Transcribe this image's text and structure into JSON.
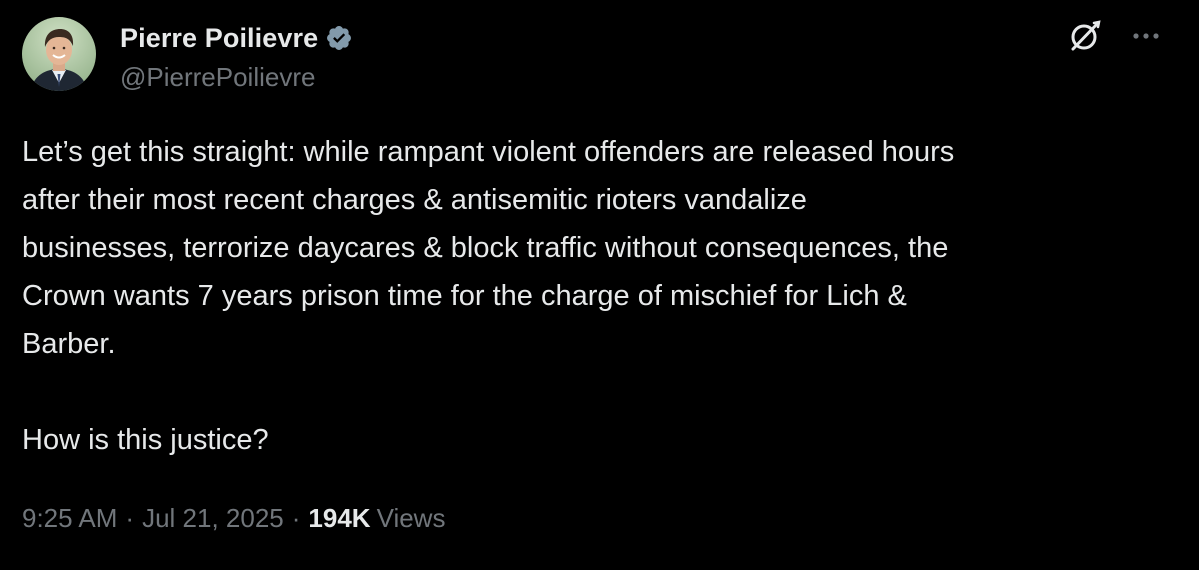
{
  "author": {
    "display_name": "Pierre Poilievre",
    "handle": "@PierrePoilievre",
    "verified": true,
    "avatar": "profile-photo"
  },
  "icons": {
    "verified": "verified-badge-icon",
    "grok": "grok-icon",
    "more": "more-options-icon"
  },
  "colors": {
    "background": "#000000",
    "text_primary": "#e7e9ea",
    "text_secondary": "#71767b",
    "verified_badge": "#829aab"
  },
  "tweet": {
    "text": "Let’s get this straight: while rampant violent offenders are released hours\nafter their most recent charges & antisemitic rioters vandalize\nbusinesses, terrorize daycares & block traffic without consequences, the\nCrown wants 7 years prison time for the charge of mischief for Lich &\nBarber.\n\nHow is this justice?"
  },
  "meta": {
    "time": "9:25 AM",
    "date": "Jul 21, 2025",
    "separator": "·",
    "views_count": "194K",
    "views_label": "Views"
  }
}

» WHAT YOU ARE ASKED TO DO
Pull out every line above that holds the word "time".

» OUTPUT OF THE EXERCISE
    "text": "Let’s get this straight: while rampant violent offenders are released hours\nafter their most recent charges & antisemitic rioters vandalize\nbusinesses, terrorize daycares & block traffic without consequences, the\nCrown wants 7 years prison time for the charge of mischief for Lich &\nBarber.\n\nHow is this justice?"
    "time": "9:25 AM",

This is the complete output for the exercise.